Which lines hold the word "kekik"? Show each of them.

+++ EXERCISE DATA

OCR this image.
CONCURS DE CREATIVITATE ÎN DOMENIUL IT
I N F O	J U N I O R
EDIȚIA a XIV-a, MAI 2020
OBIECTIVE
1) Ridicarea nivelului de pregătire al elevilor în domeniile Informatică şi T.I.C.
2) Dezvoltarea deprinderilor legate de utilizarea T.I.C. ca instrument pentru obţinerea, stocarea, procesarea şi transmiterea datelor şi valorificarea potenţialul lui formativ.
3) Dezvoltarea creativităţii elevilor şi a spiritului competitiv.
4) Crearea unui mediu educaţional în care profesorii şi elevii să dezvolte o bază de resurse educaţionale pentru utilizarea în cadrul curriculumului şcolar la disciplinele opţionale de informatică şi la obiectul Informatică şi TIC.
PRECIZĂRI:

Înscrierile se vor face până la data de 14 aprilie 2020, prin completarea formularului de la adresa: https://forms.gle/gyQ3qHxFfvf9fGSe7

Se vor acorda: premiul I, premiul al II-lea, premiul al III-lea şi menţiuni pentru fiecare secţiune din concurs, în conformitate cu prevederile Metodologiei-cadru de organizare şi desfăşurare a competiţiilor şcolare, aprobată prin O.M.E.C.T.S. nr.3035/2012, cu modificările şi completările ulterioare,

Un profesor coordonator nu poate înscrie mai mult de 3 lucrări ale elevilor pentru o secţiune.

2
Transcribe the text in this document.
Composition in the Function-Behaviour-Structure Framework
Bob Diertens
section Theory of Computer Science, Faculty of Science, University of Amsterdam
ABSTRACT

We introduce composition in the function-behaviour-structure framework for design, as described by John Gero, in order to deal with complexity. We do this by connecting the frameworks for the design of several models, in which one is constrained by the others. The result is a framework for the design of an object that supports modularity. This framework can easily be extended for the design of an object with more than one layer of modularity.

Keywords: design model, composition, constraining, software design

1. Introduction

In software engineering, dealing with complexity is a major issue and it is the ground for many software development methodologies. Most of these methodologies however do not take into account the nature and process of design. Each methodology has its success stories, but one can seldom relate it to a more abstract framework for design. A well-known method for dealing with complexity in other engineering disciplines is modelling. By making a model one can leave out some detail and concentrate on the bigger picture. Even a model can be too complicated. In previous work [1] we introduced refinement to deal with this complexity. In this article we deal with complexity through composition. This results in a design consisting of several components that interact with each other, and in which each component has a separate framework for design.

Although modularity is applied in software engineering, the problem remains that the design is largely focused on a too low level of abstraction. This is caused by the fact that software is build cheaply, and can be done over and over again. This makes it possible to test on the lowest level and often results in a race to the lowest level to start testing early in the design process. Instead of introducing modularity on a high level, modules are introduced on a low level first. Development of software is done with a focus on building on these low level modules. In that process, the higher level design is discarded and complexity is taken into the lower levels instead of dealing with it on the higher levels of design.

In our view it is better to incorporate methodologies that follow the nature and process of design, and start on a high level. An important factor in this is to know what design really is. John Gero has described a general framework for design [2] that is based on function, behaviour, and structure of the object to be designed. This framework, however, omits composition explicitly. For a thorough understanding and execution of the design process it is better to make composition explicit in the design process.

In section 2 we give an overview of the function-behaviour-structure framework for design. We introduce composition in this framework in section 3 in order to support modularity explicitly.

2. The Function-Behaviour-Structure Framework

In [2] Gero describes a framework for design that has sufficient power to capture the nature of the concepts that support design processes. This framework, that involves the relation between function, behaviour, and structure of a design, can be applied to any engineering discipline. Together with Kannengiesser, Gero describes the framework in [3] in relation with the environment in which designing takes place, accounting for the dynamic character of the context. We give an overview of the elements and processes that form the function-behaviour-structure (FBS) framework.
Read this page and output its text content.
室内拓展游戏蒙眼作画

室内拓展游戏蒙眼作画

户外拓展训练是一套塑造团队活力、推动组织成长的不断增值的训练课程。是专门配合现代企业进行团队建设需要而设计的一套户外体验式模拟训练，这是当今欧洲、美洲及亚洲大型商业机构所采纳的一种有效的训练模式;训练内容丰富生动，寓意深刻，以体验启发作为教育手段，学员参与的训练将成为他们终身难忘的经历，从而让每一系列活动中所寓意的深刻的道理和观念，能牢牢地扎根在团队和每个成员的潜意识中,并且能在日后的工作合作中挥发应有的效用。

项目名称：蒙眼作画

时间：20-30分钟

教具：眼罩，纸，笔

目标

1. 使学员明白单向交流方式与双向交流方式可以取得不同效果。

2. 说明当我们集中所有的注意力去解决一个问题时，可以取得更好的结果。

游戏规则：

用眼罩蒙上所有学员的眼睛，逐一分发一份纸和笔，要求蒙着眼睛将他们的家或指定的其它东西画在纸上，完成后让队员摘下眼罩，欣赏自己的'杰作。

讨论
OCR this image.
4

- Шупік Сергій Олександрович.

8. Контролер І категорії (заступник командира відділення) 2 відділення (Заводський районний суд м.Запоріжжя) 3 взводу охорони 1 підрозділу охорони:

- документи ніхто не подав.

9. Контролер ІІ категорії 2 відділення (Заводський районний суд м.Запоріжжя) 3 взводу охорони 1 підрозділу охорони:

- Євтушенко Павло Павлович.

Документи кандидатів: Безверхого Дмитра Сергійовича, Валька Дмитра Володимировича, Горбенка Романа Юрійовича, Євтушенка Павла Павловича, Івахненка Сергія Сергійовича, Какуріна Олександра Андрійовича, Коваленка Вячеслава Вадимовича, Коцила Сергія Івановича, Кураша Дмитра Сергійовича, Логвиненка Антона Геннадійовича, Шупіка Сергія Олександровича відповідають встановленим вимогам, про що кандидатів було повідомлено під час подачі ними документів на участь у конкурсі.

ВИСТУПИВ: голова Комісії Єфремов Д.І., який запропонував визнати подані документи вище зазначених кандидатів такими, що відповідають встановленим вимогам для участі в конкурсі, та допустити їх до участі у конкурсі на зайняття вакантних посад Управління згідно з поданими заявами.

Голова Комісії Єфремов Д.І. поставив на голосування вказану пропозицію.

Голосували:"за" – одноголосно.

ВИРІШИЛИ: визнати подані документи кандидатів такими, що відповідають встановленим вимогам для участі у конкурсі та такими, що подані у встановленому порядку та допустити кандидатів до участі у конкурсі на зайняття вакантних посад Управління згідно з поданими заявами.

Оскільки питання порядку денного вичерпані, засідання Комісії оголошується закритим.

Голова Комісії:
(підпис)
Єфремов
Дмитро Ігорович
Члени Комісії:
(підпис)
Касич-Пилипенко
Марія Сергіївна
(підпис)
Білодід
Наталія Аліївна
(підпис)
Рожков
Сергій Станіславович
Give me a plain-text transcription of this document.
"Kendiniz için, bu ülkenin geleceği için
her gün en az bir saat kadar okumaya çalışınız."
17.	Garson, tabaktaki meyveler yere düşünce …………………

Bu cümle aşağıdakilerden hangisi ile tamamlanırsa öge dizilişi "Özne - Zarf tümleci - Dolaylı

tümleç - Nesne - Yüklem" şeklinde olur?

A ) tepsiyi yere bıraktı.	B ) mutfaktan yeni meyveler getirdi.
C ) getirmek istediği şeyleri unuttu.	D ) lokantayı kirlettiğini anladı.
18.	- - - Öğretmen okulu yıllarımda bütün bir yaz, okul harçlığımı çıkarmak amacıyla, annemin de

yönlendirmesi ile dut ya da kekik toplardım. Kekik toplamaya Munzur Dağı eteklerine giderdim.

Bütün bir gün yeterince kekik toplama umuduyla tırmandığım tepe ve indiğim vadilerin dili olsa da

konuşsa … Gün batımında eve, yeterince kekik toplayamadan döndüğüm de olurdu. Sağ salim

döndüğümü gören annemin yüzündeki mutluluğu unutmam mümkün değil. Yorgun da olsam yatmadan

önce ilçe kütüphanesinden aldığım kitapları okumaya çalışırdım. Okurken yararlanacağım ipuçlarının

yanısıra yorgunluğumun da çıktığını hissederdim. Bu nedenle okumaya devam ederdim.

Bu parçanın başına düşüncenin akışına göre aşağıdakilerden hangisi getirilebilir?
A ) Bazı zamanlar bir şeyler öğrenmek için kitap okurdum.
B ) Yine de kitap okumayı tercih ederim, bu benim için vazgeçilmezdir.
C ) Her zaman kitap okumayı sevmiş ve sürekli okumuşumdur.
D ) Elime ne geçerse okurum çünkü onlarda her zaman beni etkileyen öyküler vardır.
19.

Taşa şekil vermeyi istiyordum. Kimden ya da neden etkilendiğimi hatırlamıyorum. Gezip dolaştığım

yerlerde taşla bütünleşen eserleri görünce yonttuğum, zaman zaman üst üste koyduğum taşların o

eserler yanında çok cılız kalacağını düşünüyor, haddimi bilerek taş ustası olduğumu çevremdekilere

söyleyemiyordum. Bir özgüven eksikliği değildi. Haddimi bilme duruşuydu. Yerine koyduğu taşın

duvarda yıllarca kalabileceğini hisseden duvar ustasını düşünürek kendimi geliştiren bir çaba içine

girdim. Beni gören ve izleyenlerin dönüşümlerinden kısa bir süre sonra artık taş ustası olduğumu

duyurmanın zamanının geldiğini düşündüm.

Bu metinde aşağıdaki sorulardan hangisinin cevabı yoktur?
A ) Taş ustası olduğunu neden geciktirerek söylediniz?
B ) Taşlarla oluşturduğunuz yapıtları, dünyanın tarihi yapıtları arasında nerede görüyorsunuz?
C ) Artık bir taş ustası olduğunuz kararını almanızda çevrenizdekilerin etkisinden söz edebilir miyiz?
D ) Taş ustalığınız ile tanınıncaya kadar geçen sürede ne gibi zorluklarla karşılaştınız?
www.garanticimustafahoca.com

++++++

THE RESPONSE:
yönlendirmesi ile dut ya da kekik toplardım. Kekik toplamaya Munzur Dağı eteklerine giderdim.
Bütün bir gün yeterince kekik toplama umuduyla tırmandığım tepe ve indiğim vadilerin dili olsa da
konuşsa … Gün batımında eve, yeterince kekik toplayamadan döndüğüm de olurdu. Sağ salim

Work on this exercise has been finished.